** begin Records to process **
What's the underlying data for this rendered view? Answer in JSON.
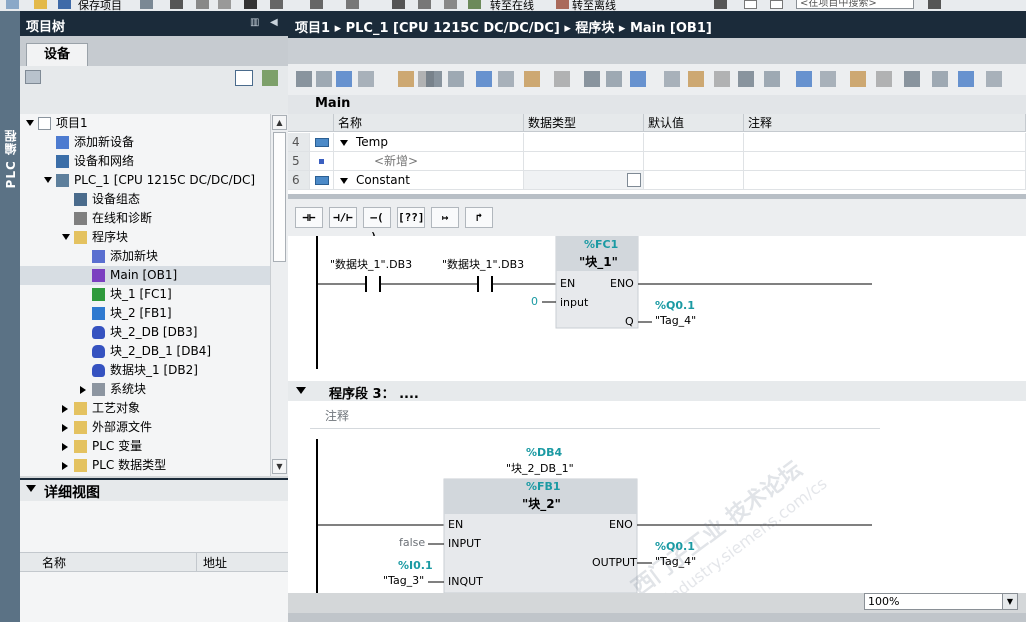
{
  "top_toolbar": {
    "save_label": "保存项目",
    "go_online_label": "转至在线",
    "go_offline_label": "转至离线",
    "search_placeholder": "<在项目中搜索>"
  },
  "side_tab": {
    "label": "PLC 编程"
  },
  "project_tree": {
    "title": "项目树",
    "devices_tab": "设备",
    "items": [
      {
        "label": "项目1",
        "level": 0,
        "arrow": "down",
        "icon": "project-icon"
      },
      {
        "label": "添加新设备",
        "level": 1,
        "arrow": "",
        "icon": "add-device-icon"
      },
      {
        "label": "设备和网络",
        "level": 1,
        "arrow": "",
        "icon": "network-icon"
      },
      {
        "label": "PLC_1 [CPU 1215C DC/DC/DC]",
        "level": 1,
        "arrow": "down",
        "icon": "plc-icon"
      },
      {
        "label": "设备组态",
        "level": 2,
        "arrow": "",
        "icon": "device-config-icon"
      },
      {
        "label": "在线和诊断",
        "level": 2,
        "arrow": "",
        "icon": "diagnostics-icon"
      },
      {
        "label": "程序块",
        "level": 2,
        "arrow": "down",
        "icon": "folder-icon"
      },
      {
        "label": "添加新块",
        "level": 3,
        "arrow": "",
        "icon": "add-block-icon"
      },
      {
        "label": "Main [OB1]",
        "level": 3,
        "arrow": "",
        "icon": "ob-icon",
        "selected": true
      },
      {
        "label": "块_1 [FC1]",
        "level": 3,
        "arrow": "",
        "icon": "fc-icon"
      },
      {
        "label": "块_2 [FB1]",
        "level": 3,
        "arrow": "",
        "icon": "fb-icon"
      },
      {
        "label": "块_2_DB [DB3]",
        "level": 3,
        "arrow": "",
        "icon": "db-icon"
      },
      {
        "label": "块_2_DB_1 [DB4]",
        "level": 3,
        "arrow": "",
        "icon": "db-icon"
      },
      {
        "label": "数据块_1 [DB2]",
        "level": 3,
        "arrow": "",
        "icon": "db-icon"
      },
      {
        "label": "系统块",
        "level": 3,
        "arrow": "right",
        "icon": "system-block-icon"
      },
      {
        "label": "工艺对象",
        "level": 2,
        "arrow": "right",
        "icon": "folder-icon"
      },
      {
        "label": "外部源文件",
        "level": 2,
        "arrow": "right",
        "icon": "folder-icon"
      },
      {
        "label": "PLC 变量",
        "level": 2,
        "arrow": "right",
        "icon": "folder-icon"
      },
      {
        "label": "PLC 数据类型",
        "level": 2,
        "arrow": "right",
        "icon": "folder-icon"
      }
    ]
  },
  "detail_view": {
    "title": "详细视图",
    "col_name": "名称",
    "col_address": "地址"
  },
  "editor": {
    "breadcrumb": "项目1 ▸ PLC_1 [CPU 1215C DC/DC/DC] ▸ 程序块 ▸ Main [OB1]",
    "block_name": "Main",
    "interface": {
      "headers": {
        "name": "名称",
        "datatype": "数据类型",
        "default": "默认值",
        "comment": "注释"
      },
      "rows": [
        {
          "num": "4",
          "name": "Temp",
          "expand": true
        },
        {
          "num": "5",
          "name": "<新增>",
          "placeholder": true
        },
        {
          "num": "6",
          "name": "Constant",
          "expand": true
        }
      ]
    },
    "lad_buttons": [
      "⊣⊢",
      "⊣/⊢",
      "–( )–",
      "[??]",
      "↦",
      "↱"
    ],
    "network2": {
      "contact1_operand": "\"数据块_1\".DB3",
      "contact2_operand": "\"数据块_1\".DB3",
      "box_address": "%FC1",
      "box_name": "\"块_1\"",
      "pin_en": "EN",
      "pin_eno": "ENO",
      "pin_input": "input",
      "pin_q": "Q",
      "input_value": "0",
      "out_address": "%Q0.1",
      "out_tag": "\"Tag_4\""
    },
    "network3": {
      "title": "程序段 3： ....",
      "comment": "注释",
      "instance_address": "%DB4",
      "instance_name": "\"块_2_DB_1\"",
      "box_address": "%FB1",
      "box_name": "\"块_2\"",
      "pin_en": "EN",
      "pin_eno": "ENO",
      "pin_input": "INPUT",
      "pin_output": "OUTPUT",
      "pin_inqut": "INQUT",
      "input_value": "false",
      "inqut_address": "%I0.1",
      "inqut_tag": "\"Tag_3\"",
      "out_address": "%Q0.1",
      "out_tag": "\"Tag_4\""
    },
    "watermark_1": "西门子工业",
    "watermark_2": "support.industry.siemens.com/cs",
    "watermark_3": "技术论坛",
    "zoom": "100%"
  },
  "colors": {
    "header_dark": "#1b2b3a",
    "address_teal": "#1b9aa3",
    "box_fill": "#e7e9ec"
  }
}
** end Records to process **
■ **Task instructions**
Repeat the records word for word. Any picture in them should be left out.

■ **Task solution**
What's the underlying data for this rendered view? Answer in JSON.
{
  "top_toolbar": {
    "save_label": "保存项目",
    "go_online_label": "转至在线",
    "go_offline_label": "转至离线",
    "search_placeholder": "<在项目中搜索>"
  },
  "side_tab": {
    "label": "PLC 编程"
  },
  "project_tree": {
    "title": "项目树",
    "devices_tab": "设备",
    "items": [
      {
        "label": "项目1",
        "level": 0,
        "arrow": "down",
        "icon": "project-icon"
      },
      {
        "label": "添加新设备",
        "level": 1,
        "arrow": "",
        "icon": "add-device-icon"
      },
      {
        "label": "设备和网络",
        "level": 1,
        "arrow": "",
        "icon": "network-icon"
      },
      {
        "label": "PLC_1 [CPU 1215C DC/DC/DC]",
        "level": 1,
        "arrow": "down",
        "icon": "plc-icon"
      },
      {
        "label": "设备组态",
        "level": 2,
        "arrow": "",
        "icon": "device-config-icon"
      },
      {
        "label": "在线和诊断",
        "level": 2,
        "arrow": "",
        "icon": "diagnostics-icon"
      },
      {
        "label": "程序块",
        "level": 2,
        "arrow": "down",
        "icon": "folder-icon"
      },
      {
        "label": "添加新块",
        "level": 3,
        "arrow": "",
        "icon": "add-block-icon"
      },
      {
        "label": "Main [OB1]",
        "level": 3,
        "arrow": "",
        "icon": "ob-icon",
        "selected": true
      },
      {
        "label": "块_1 [FC1]",
        "level": 3,
        "arrow": "",
        "icon": "fc-icon"
      },
      {
        "label": "块_2 [FB1]",
        "level": 3,
        "arrow": "",
        "icon": "fb-icon"
      },
      {
        "label": "块_2_DB [DB3]",
        "level": 3,
        "arrow": "",
        "icon": "db-icon"
      },
      {
        "label": "块_2_DB_1 [DB4]",
        "level": 3,
        "arrow": "",
        "icon": "db-icon"
      },
      {
        "label": "数据块_1 [DB2]",
        "level": 3,
        "arrow": "",
        "icon": "db-icon"
      },
      {
        "label": "系统块",
        "level": 3,
        "arrow": "right",
        "icon": "system-block-icon"
      },
      {
        "label": "工艺对象",
        "level": 2,
        "arrow": "right",
        "icon": "folder-icon"
      },
      {
        "label": "外部源文件",
        "level": 2,
        "arrow": "right",
        "icon": "folder-icon"
      },
      {
        "label": "PLC 变量",
        "level": 2,
        "arrow": "right",
        "icon": "folder-icon"
      },
      {
        "label": "PLC 数据类型",
        "level": 2,
        "arrow": "right",
        "icon": "folder-icon"
      }
    ]
  },
  "detail_view": {
    "title": "详细视图",
    "col_name": "名称",
    "col_address": "地址"
  },
  "editor": {
    "breadcrumb": "项目1 ▸ PLC_1 [CPU 1215C DC/DC/DC] ▸ 程序块 ▸ Main [OB1]",
    "block_name": "Main",
    "interface": {
      "headers": {
        "name": "名称",
        "datatype": "数据类型",
        "default": "默认值",
        "comment": "注释"
      },
      "rows": [
        {
          "num": "4",
          "name": "Temp",
          "expand": true
        },
        {
          "num": "5",
          "name": "<新增>",
          "placeholder": true
        },
        {
          "num": "6",
          "name": "Constant",
          "expand": true
        }
      ]
    },
    "lad_buttons": [
      "⊣⊢",
      "⊣/⊢",
      "–( )–",
      "[??]",
      "↦",
      "↱"
    ],
    "network2": {
      "contact1_operand": "\"数据块_1\".DB3",
      "contact2_operand": "\"数据块_1\".DB3",
      "box_address": "%FC1",
      "box_name": "\"块_1\"",
      "pin_en": "EN",
      "pin_eno": "ENO",
      "pin_input": "input",
      "pin_q": "Q",
      "input_value": "0",
      "out_address": "%Q0.1",
      "out_tag": "\"Tag_4\""
    },
    "network3": {
      "title": "程序段 3： ....",
      "comment": "注释",
      "instance_address": "%DB4",
      "instance_name": "\"块_2_DB_1\"",
      "box_address": "%FB1",
      "box_name": "\"块_2\"",
      "pin_en": "EN",
      "pin_eno": "ENO",
      "pin_input": "INPUT",
      "pin_output": "OUTPUT",
      "pin_inqut": "INQUT",
      "input_value": "false",
      "inqut_address": "%I0.1",
      "inqut_tag": "\"Tag_3\"",
      "out_address": "%Q0.1",
      "out_tag": "\"Tag_4\""
    },
    "watermark_1": "西门子工业",
    "watermark_2": "support.industry.siemens.com/cs",
    "watermark_3": "技术论坛",
    "zoom": "100%"
  },
  "colors": {
    "header_dark": "#1b2b3a",
    "address_teal": "#1b9aa3",
    "box_fill": "#e7e9ec"
  }
}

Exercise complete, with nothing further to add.